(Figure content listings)
########################################
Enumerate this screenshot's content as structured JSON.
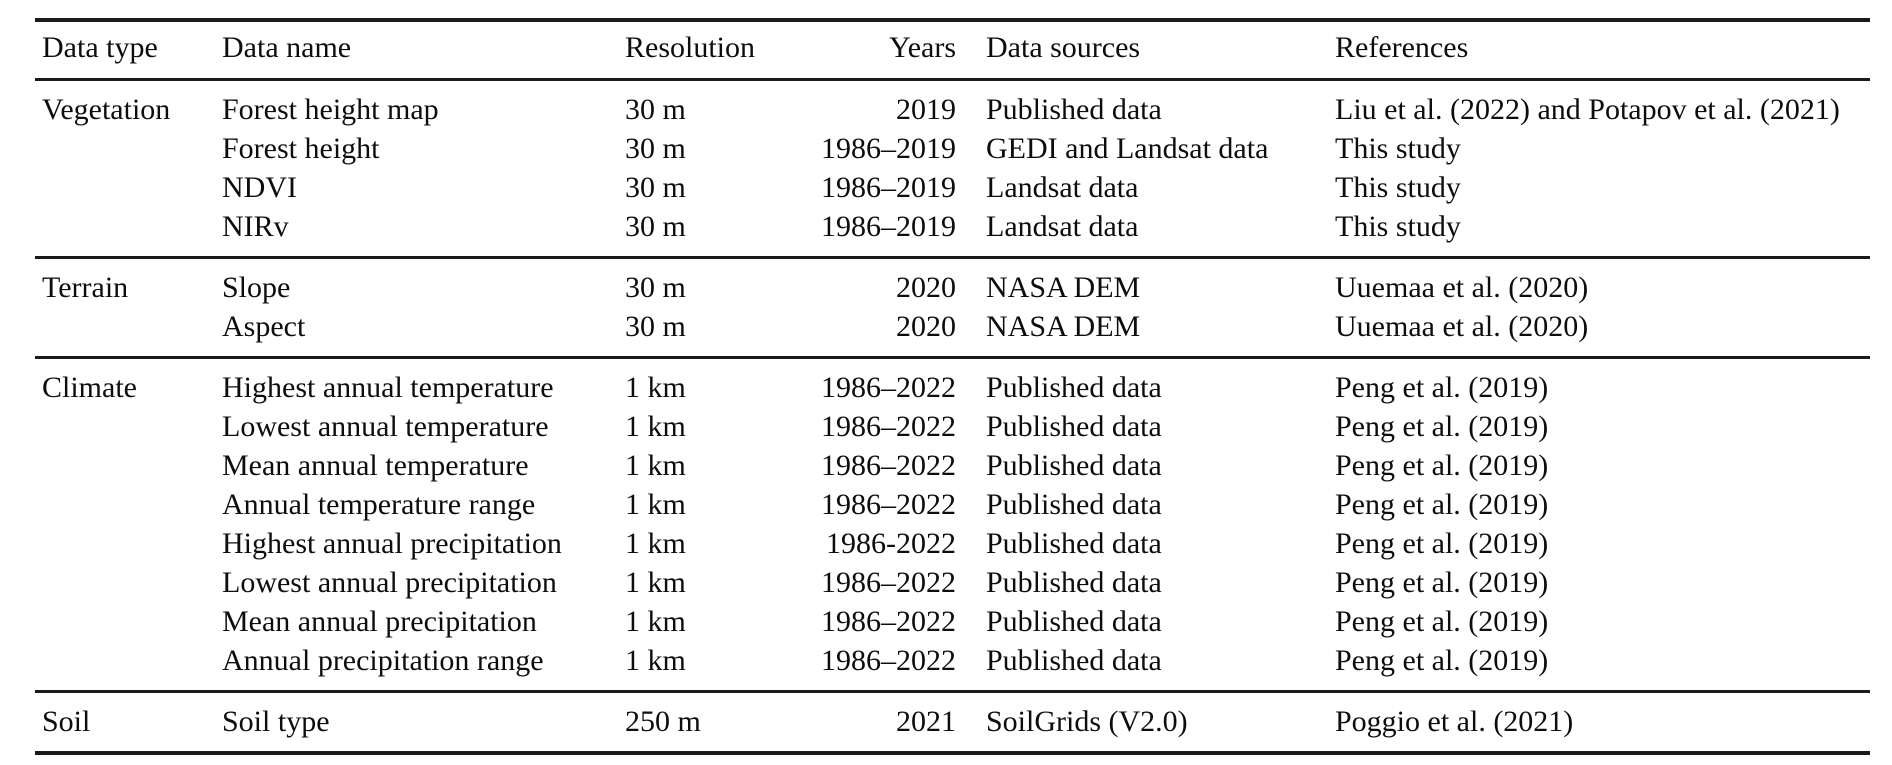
{
  "table": {
    "columns": [
      "Data type",
      "Data name",
      "Resolution",
      "Years",
      "Data sources",
      "References"
    ],
    "sections": [
      {
        "data_type": "Vegetation",
        "rows": [
          {
            "name": "Forest height map",
            "resolution": "30 m",
            "years": "2019",
            "source": "Published data",
            "reference": "Liu et al. (2022) and Potapov et al. (2021)"
          },
          {
            "name": "Forest height",
            "resolution": "30 m",
            "years": "1986–2019",
            "source": "GEDI and Landsat data",
            "reference": "This study"
          },
          {
            "name": "NDVI",
            "resolution": "30 m",
            "years": "1986–2019",
            "source": "Landsat data",
            "reference": "This study"
          },
          {
            "name": "NIRv",
            "resolution": "30 m",
            "years": "1986–2019",
            "source": "Landsat data",
            "reference": "This study"
          }
        ]
      },
      {
        "data_type": "Terrain",
        "rows": [
          {
            "name": "Slope",
            "resolution": "30 m",
            "years": "2020",
            "source": "NASA DEM",
            "reference": "Uuemaa et al. (2020)"
          },
          {
            "name": "Aspect",
            "resolution": "30 m",
            "years": "2020",
            "source": "NASA DEM",
            "reference": "Uuemaa et al. (2020)"
          }
        ]
      },
      {
        "data_type": "Climate",
        "rows": [
          {
            "name": "Highest annual temperature",
            "resolution": "1 km",
            "years": "1986–2022",
            "source": "Published data",
            "reference": "Peng et al. (2019)"
          },
          {
            "name": "Lowest annual temperature",
            "resolution": "1 km",
            "years": "1986–2022",
            "source": "Published data",
            "reference": "Peng et al. (2019)"
          },
          {
            "name": "Mean annual temperature",
            "resolution": "1 km",
            "years": "1986–2022",
            "source": "Published data",
            "reference": "Peng et al. (2019)"
          },
          {
            "name": "Annual temperature range",
            "resolution": "1 km",
            "years": "1986–2022",
            "source": "Published data",
            "reference": "Peng et al. (2019)"
          },
          {
            "name": "Highest annual precipitation",
            "resolution": "1 km",
            "years": "1986-2022",
            "source": "Published data",
            "reference": "Peng et al. (2019)"
          },
          {
            "name": "Lowest annual precipitation",
            "resolution": "1 km",
            "years": "1986–2022",
            "source": "Published data",
            "reference": "Peng et al. (2019)"
          },
          {
            "name": "Mean annual precipitation",
            "resolution": "1 km",
            "years": "1986–2022",
            "source": "Published data",
            "reference": "Peng et al. (2019)"
          },
          {
            "name": "Annual precipitation range",
            "resolution": "1 km",
            "years": "1986–2022",
            "source": "Published data",
            "reference": "Peng et al. (2019)"
          }
        ]
      },
      {
        "data_type": "Soil",
        "rows": [
          {
            "name": "Soil type",
            "resolution": "250 m",
            "years": "2021",
            "source": "SoilGrids (V2.0)",
            "reference": "Poggio et al. (2021)"
          }
        ]
      }
    ]
  }
}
########################################
THE PROBLEM:
Pictures in the data above should not be copied; transcribe everything else exactly.

EXPECTED ANSWER:
Enumerate this screenshot's content as structured JSON.
{
  "table": {
    "columns": [
      "Data type",
      "Data name",
      "Resolution",
      "Years",
      "Data sources",
      "References"
    ],
    "sections": [
      {
        "data_type": "Vegetation",
        "rows": [
          {
            "name": "Forest height map",
            "resolution": "30 m",
            "years": "2019",
            "source": "Published data",
            "reference": "Liu et al. (2022) and Potapov et al. (2021)"
          },
          {
            "name": "Forest height",
            "resolution": "30 m",
            "years": "1986–2019",
            "source": "GEDI and Landsat data",
            "reference": "This study"
          },
          {
            "name": "NDVI",
            "resolution": "30 m",
            "years": "1986–2019",
            "source": "Landsat data",
            "reference": "This study"
          },
          {
            "name": "NIRv",
            "resolution": "30 m",
            "years": "1986–2019",
            "source": "Landsat data",
            "reference": "This study"
          }
        ]
      },
      {
        "data_type": "Terrain",
        "rows": [
          {
            "name": "Slope",
            "resolution": "30 m",
            "years": "2020",
            "source": "NASA DEM",
            "reference": "Uuemaa et al. (2020)"
          },
          {
            "name": "Aspect",
            "resolution": "30 m",
            "years": "2020",
            "source": "NASA DEM",
            "reference": "Uuemaa et al. (2020)"
          }
        ]
      },
      {
        "data_type": "Climate",
        "rows": [
          {
            "name": "Highest annual temperature",
            "resolution": "1 km",
            "years": "1986–2022",
            "source": "Published data",
            "reference": "Peng et al. (2019)"
          },
          {
            "name": "Lowest annual temperature",
            "resolution": "1 km",
            "years": "1986–2022",
            "source": "Published data",
            "reference": "Peng et al. (2019)"
          },
          {
            "name": "Mean annual temperature",
            "resolution": "1 km",
            "years": "1986–2022",
            "source": "Published data",
            "reference": "Peng et al. (2019)"
          },
          {
            "name": "Annual temperature range",
            "resolution": "1 km",
            "years": "1986–2022",
            "source": "Published data",
            "reference": "Peng et al. (2019)"
          },
          {
            "name": "Highest annual precipitation",
            "resolution": "1 km",
            "years": "1986-2022",
            "source": "Published data",
            "reference": "Peng et al. (2019)"
          },
          {
            "name": "Lowest annual precipitation",
            "resolution": "1 km",
            "years": "1986–2022",
            "source": "Published data",
            "reference": "Peng et al. (2019)"
          },
          {
            "name": "Mean annual precipitation",
            "resolution": "1 km",
            "years": "1986–2022",
            "source": "Published data",
            "reference": "Peng et al. (2019)"
          },
          {
            "name": "Annual precipitation range",
            "resolution": "1 km",
            "years": "1986–2022",
            "source": "Published data",
            "reference": "Peng et al. (2019)"
          }
        ]
      },
      {
        "data_type": "Soil",
        "rows": [
          {
            "name": "Soil type",
            "resolution": "250 m",
            "years": "2021",
            "source": "SoilGrids (V2.0)",
            "reference": "Poggio et al. (2021)"
          }
        ]
      }
    ]
  }
}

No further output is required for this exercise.